__Stated exercise__. Go through the records and give each one again exactly.

[Entries taken from a collection]
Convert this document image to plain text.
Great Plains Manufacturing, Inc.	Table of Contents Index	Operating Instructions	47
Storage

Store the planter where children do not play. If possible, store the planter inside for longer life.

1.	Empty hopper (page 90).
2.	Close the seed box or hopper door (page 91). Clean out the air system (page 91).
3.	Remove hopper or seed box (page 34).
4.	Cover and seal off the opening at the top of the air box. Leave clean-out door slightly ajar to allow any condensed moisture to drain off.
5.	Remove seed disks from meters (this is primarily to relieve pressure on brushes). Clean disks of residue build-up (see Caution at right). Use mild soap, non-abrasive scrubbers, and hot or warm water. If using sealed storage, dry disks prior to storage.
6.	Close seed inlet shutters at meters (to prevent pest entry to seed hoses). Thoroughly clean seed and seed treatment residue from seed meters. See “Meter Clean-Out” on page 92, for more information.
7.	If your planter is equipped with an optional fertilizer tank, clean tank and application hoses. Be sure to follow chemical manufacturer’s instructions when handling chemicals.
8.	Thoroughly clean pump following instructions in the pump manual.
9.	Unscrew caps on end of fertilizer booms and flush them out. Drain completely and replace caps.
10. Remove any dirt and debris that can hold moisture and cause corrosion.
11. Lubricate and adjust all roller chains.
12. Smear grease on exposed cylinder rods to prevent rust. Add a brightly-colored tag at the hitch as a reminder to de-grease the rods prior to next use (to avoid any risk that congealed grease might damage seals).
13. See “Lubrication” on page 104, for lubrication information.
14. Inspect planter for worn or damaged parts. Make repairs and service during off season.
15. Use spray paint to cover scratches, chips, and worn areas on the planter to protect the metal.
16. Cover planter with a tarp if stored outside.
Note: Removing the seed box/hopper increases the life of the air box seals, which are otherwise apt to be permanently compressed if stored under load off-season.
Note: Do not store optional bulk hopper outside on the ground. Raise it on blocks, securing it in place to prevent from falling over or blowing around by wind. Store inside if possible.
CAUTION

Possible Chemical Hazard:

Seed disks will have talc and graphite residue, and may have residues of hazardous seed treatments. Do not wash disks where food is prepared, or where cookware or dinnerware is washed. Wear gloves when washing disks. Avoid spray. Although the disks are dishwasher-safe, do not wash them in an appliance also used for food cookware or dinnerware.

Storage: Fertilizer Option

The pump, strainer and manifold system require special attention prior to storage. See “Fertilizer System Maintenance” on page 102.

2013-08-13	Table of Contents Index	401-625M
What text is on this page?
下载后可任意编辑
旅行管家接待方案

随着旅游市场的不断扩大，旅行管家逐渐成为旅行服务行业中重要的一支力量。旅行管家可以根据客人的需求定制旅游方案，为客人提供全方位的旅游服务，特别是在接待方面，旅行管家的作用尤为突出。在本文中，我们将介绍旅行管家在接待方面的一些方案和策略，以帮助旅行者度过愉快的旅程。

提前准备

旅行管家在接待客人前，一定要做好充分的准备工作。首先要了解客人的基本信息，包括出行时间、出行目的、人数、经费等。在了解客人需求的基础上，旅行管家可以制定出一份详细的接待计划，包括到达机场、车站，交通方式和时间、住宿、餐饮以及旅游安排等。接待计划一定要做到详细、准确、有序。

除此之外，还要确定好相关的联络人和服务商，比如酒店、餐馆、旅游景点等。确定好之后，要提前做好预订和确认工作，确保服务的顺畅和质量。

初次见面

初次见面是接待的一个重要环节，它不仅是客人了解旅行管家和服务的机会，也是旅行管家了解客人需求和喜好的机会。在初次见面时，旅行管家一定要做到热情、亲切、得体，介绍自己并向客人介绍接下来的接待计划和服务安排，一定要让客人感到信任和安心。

__Exercise response__.
Convert this document image to plain text.
Great Plains Manufacturing, Inc.	Table of Contents Index	Operating Instructions	47
Storage

Store the planter where children do not play. If possible, store the planter inside for longer life.

1.	Empty hopper (page 90).
2.	Close the seed box or hopper door (page 91). Clean out the air system (page 91).
3.	Remove hopper or seed box (page 34).
4.	Cover and seal off the opening at the top of the air box. Leave clean-out door slightly ajar to allow any condensed moisture to drain off.
5.	Remove seed disks from meters (this is primarily to relieve pressure on brushes). Clean disks of residue build-up (see Caution at right). Use mild soap, non-abrasive scrubbers, and hot or warm water. If using sealed storage, dry disks prior to storage.
6.	Close seed inlet shutters at meters (to prevent pest entry to seed hoses). Thoroughly clean seed and seed treatment residue from seed meters. See “Meter Clean-Out” on page 92, for more information.
7.	If your planter is equipped with an optional fertilizer tank, clean tank and application hoses. Be sure to follow chemical manufacturer’s instructions when handling chemicals.
8.	Thoroughly clean pump following instructions in the pump manual.
9.	Unscrew caps on end of fertilizer booms and flush them out. Drain completely and replace caps.
10. Remove any dirt and debris that can hold moisture and cause corrosion.
11. Lubricate and adjust all roller chains.
12. Smear grease on exposed cylinder rods to prevent rust. Add a brightly-colored tag at the hitch as a reminder to de-grease the rods prior to next use (to avoid any risk that congealed grease might damage seals).
13. See “Lubrication” on page 104, for lubrication information.
14. Inspect planter for worn or damaged parts. Make repairs and service during off season.
15. Use spray paint to cover scratches, chips, and worn areas on the planter to protect the metal.
16. Cover planter with a tarp if stored outside.
Note: Removing the seed box/hopper increases the life of the air box seals, which are otherwise apt to be permanently compressed if stored under load off-season.
Note: Do not store optional bulk hopper outside on the ground. Raise it on blocks, securing it in place to prevent from falling over or blowing around by wind. Store inside if possible.
CAUTION

Possible Chemical Hazard:

Seed disks will have talc and graphite residue, and may have residues of hazardous seed treatments. Do not wash disks where food is prepared, or where cookware or dinnerware is washed. Wear gloves when washing disks. Avoid spray. Although the disks are dishwasher-safe, do not wash them in an appliance also used for food cookware or dinnerware.

Storage: Fertilizer Option

The pump, strainer and manifold system require special attention prior to storage. See “Fertilizer System Maintenance” on page 102.

2013-08-13	Table of Contents Index	401-625M
What text is on this page?
下载后可任意编辑
旅行管家接待方案

随着旅游市场的不断扩大，旅行管家逐渐成为旅行服务行业中重要的一支力量。旅行管家可以根据客人的需求定制旅游方案，为客人提供全方位的旅游服务，特别是在接待方面，旅行管家的作用尤为突出。在本文中，我们将介绍旅行管家在接待方面的一些方案和策略，以帮助旅行者度过愉快的旅程。

提前准备

旅行管家在接待客人前，一定要做好充分的准备工作。首先要了解客人的基本信息，包括出行时间、出行目的、人数、经费等。在了解客人需求的基础上，旅行管家可以制定出一份详细的接待计划，包括到达机场、车站，交通方式和时间、住宿、餐饮以及旅游安排等。接待计划一定要做到详细、准确、有序。

除此之外，还要确定好相关的联络人和服务商，比如酒店、餐馆、旅游景点等。确定好之后，要提前做好预订和确认工作，确保服务的顺畅和质量。

初次见面

初次见面是接待的一个重要环节，它不仅是客人了解旅行管家和服务的机会，也是旅行管家了解客人需求和喜好的机会。在初次见面时，旅行管家一定要做到热情、亲切、得体，介绍自己并向客人介绍接下来的接待计划和服务安排，一定要让客人感到信任和安心。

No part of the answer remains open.